**Task prompt**
Output every line below exactly.

**Stored data**

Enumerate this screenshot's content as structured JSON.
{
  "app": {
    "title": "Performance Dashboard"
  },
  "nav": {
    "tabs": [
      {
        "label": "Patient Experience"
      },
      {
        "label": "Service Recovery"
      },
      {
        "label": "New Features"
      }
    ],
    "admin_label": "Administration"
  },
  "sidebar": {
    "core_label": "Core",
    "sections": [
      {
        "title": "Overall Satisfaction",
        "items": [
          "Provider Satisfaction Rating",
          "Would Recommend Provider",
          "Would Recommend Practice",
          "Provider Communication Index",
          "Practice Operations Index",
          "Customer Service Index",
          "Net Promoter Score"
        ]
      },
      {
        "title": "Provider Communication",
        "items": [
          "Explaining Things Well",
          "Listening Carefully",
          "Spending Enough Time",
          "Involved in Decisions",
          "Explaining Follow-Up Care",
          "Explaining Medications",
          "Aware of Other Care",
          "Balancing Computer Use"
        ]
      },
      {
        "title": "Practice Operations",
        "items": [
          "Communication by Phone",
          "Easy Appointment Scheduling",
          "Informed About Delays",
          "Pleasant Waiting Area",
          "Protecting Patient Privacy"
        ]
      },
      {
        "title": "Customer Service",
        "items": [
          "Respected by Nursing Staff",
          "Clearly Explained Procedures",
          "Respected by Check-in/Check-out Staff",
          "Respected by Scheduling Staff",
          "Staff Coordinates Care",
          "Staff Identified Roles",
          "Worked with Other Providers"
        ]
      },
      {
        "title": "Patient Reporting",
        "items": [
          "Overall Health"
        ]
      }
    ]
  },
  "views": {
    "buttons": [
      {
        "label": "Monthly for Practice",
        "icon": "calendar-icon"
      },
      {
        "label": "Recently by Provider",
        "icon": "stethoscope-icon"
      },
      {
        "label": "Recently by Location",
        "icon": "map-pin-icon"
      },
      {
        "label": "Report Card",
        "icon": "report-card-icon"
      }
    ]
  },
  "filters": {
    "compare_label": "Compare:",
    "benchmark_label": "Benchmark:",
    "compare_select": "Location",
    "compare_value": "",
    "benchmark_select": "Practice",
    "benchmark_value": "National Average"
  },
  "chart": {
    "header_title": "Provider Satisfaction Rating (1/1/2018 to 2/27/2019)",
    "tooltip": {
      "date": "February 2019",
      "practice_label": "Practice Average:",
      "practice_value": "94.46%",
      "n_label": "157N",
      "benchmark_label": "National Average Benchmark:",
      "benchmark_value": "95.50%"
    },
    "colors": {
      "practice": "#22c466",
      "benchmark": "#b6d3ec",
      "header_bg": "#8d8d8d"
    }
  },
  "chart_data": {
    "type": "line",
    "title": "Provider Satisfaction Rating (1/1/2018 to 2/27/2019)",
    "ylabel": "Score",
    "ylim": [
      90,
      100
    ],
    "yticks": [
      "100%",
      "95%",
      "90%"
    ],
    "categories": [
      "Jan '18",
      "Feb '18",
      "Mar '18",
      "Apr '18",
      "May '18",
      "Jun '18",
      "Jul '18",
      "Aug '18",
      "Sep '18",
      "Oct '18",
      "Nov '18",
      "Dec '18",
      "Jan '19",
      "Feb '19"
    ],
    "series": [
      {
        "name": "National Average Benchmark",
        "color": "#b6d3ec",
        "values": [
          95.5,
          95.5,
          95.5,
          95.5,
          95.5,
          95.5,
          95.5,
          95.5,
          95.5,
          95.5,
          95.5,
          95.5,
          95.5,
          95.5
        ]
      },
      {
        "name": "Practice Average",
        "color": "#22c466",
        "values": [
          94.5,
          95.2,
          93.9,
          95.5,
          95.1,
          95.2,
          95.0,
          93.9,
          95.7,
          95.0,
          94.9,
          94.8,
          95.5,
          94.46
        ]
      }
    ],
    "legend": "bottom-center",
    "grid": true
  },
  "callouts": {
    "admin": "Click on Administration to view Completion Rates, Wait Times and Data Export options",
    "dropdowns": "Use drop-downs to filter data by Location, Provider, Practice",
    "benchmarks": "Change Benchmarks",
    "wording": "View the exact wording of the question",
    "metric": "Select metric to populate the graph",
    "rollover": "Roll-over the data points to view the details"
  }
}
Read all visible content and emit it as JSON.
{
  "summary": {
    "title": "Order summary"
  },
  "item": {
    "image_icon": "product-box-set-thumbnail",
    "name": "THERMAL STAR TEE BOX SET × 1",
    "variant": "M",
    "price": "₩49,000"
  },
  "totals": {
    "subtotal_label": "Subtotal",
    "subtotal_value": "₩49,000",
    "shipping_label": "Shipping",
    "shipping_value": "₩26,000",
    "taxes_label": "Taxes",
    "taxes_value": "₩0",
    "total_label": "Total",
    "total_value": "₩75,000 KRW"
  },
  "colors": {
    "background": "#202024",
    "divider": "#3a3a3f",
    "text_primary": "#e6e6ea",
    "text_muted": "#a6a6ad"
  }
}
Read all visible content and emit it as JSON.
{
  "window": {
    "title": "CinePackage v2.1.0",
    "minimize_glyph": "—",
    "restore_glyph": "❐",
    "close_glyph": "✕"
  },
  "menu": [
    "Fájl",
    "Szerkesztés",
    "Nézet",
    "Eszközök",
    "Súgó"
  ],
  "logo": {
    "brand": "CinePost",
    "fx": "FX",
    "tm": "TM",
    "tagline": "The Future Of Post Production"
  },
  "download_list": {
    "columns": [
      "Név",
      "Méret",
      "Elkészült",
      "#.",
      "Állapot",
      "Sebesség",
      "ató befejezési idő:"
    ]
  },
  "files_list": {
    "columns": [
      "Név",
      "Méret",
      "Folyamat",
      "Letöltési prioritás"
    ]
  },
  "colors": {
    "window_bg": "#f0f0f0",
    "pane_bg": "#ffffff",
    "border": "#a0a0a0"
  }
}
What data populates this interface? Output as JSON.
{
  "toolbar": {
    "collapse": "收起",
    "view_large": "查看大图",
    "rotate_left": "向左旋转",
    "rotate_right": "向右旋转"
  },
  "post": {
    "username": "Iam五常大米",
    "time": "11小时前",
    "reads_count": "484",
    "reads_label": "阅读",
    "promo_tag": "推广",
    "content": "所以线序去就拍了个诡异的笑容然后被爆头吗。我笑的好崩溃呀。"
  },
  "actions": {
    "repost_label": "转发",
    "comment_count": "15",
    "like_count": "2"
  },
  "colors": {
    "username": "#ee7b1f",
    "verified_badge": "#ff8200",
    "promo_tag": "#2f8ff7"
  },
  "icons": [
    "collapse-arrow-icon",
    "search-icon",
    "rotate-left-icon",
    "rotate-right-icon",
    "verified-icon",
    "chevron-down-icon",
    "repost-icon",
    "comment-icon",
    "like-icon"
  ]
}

**Exercise answer**
Enumerate this screenshot's content as structured JSON.
{
  "app": {
    "title": "Performance Dashboard"
  },
  "nav": {
    "tabs": [
      {
        "label": "Patient Experience"
      },
      {
        "label": "Service Recovery"
      },
      {
        "label": "New Features"
      }
    ],
    "admin_label": "Administration"
  },
  "sidebar": {
    "core_label": "Core",
    "sections": [
      {
        "title": "Overall Satisfaction",
        "items": [
          "Provider Satisfaction Rating",
          "Would Recommend Provider",
          "Would Recommend Practice",
          "Provider Communication Index",
          "Practice Operations Index",
          "Customer Service Index",
          "Net Promoter Score"
        ]
      },
      {
        "title": "Provider Communication",
        "items": [
          "Explaining Things Well",
          "Listening Carefully",
          "Spending Enough Time",
          "Involved in Decisions",
          "Explaining Follow-Up Care",
          "Explaining Medications",
          "Aware of Other Care",
          "Balancing Computer Use"
        ]
      },
      {
        "title": "Practice Operations",
        "items": [
          "Communication by Phone",
          "Easy Appointment Scheduling",
          "Informed About Delays",
          "Pleasant Waiting Area",
          "Protecting Patient Privacy"
        ]
      },
      {
        "title": "Customer Service",
        "items": [
          "Respected by Nursing Staff",
          "Clearly Explained Procedures",
          "Respected by Check-in/Check-out Staff",
          "Respected by Scheduling Staff",
          "Staff Coordinates Care",
          "Staff Identified Roles",
          "Worked with Other Providers"
        ]
      },
      {
        "title": "Patient Reporting",
        "items": [
          "Overall Health"
        ]
      }
    ]
  },
  "views": {
    "buttons": [
      {
        "label": "Monthly for Practice",
        "icon": "calendar-icon"
      },
      {
        "label": "Recently by Provider",
        "icon": "stethoscope-icon"
      },
      {
        "label": "Recently by Location",
        "icon": "map-pin-icon"
      },
      {
        "label": "Report Card",
        "icon": "report-card-icon"
      }
    ]
  },
  "filters": {
    "compare_label": "Compare:",
    "benchmark_label": "Benchmark:",
    "compare_select": "Location",
    "compare_value": "",
    "benchmark_select": "Practice",
    "benchmark_value": "National Average"
  },
  "chart": {
    "header_title": "Provider Satisfaction Rating (1/1/2018 to 2/27/2019)",
    "tooltip": {
      "date": "February 2019",
      "practice_label": "Practice Average:",
      "practice_value": "94.46%",
      "n_label": "157N",
      "benchmark_label": "National Average Benchmark:",
      "benchmark_value": "95.50%"
    },
    "colors": {
      "practice": "#22c466",
      "benchmark": "#b6d3ec",
      "header_bg": "#8d8d8d"
    }
  },
  "chart_data": {
    "type": "line",
    "title": "Provider Satisfaction Rating (1/1/2018 to 2/27/2019)",
    "ylabel": "Score",
    "ylim": [
      90,
      100
    ],
    "yticks": [
      "100%",
      "95%",
      "90%"
    ],
    "categories": [
      "Jan '18",
      "Feb '18",
      "Mar '18",
      "Apr '18",
      "May '18",
      "Jun '18",
      "Jul '18",
      "Aug '18",
      "Sep '18",
      "Oct '18",
      "Nov '18",
      "Dec '18",
      "Jan '19",
      "Feb '19"
    ],
    "series": [
      {
        "name": "National Average Benchmark",
        "color": "#b6d3ec",
        "values": [
          95.5,
          95.5,
          95.5,
          95.5,
          95.5,
          95.5,
          95.5,
          95.5,
          95.5,
          95.5,
          95.5,
          95.5,
          95.5,
          95.5
        ]
      },
      {
        "name": "Practice Average",
        "color": "#22c466",
        "values": [
          94.5,
          95.2,
          93.9,
          95.5,
          95.1,
          95.2,
          95.0,
          93.9,
          95.7,
          95.0,
          94.9,
          94.8,
          95.5,
          94.46
        ]
      }
    ],
    "legend": "bottom-center",
    "grid": true
  },
  "callouts": {
    "admin": "Click on Administration to view Completion Rates, Wait Times and Data Export options",
    "dropdowns": "Use drop-downs to filter data by Location, Provider, Practice",
    "benchmarks": "Change Benchmarks",
    "wording": "View the exact wording of the question",
    "metric": "Select metric to populate the graph",
    "rollover": "Roll-over the data points to view the details"
  }
}
Read all visible content and emit it as JSON.
{
  "summary": {
    "title": "Order summary"
  },
  "item": {
    "image_icon": "product-box-set-thumbnail",
    "name": "THERMAL STAR TEE BOX SET × 1",
    "variant": "M",
    "price": "₩49,000"
  },
  "totals": {
    "subtotal_label": "Subtotal",
    "subtotal_value": "₩49,000",
    "shipping_label": "Shipping",
    "shipping_value": "₩26,000",
    "taxes_label": "Taxes",
    "taxes_value": "₩0",
    "total_label": "Total",
    "total_value": "₩75,000 KRW"
  },
  "colors": {
    "background": "#202024",
    "divider": "#3a3a3f",
    "text_primary": "#e6e6ea",
    "text_muted": "#a6a6ad"
  }
}
Read all visible content and emit it as JSON.
{
  "window": {
    "title": "CinePackage v2.1.0",
    "minimize_glyph": "—",
    "restore_glyph": "❐",
    "close_glyph": "✕"
  },
  "menu": [
    "Fájl",
    "Szerkesztés",
    "Nézet",
    "Eszközök",
    "Súgó"
  ],
  "logo": {
    "brand": "CinePost",
    "fx": "FX",
    "tm": "TM",
    "tagline": "The Future Of Post Production"
  },
  "download_list": {
    "columns": [
      "Név",
      "Méret",
      "Elkészült",
      "#.",
      "Állapot",
      "Sebesség",
      "ató befejezési idő:"
    ]
  },
  "files_list": {
    "columns": [
      "Név",
      "Méret",
      "Folyamat",
      "Letöltési prioritás"
    ]
  },
  "colors": {
    "window_bg": "#f0f0f0",
    "pane_bg": "#ffffff",
    "border": "#a0a0a0"
  }
}
What data populates this interface? Output as JSON.
{
  "toolbar": {
    "collapse": "收起",
    "view_large": "查看大图",
    "rotate_left": "向左旋转",
    "rotate_right": "向右旋转"
  },
  "post": {
    "username": "Iam五常大米",
    "time": "11小时前",
    "reads_count": "484",
    "reads_label": "阅读",
    "promo_tag": "推广",
    "content": "所以线序去就拍了个诡异的笑容然后被爆头吗。我笑的好崩溃呀。"
  },
  "actions": {
    "repost_label": "转发",
    "comment_count": "15",
    "like_count": "2"
  },
  "colors": {
    "username": "#ee7b1f",
    "verified_badge": "#ff8200",
    "promo_tag": "#2f8ff7"
  },
  "icons": [
    "collapse-arrow-icon",
    "search-icon",
    "rotate-left-icon",
    "rotate-right-icon",
    "verified-icon",
    "chevron-down-icon",
    "repost-icon",
    "comment-icon",
    "like-icon"
  ]
}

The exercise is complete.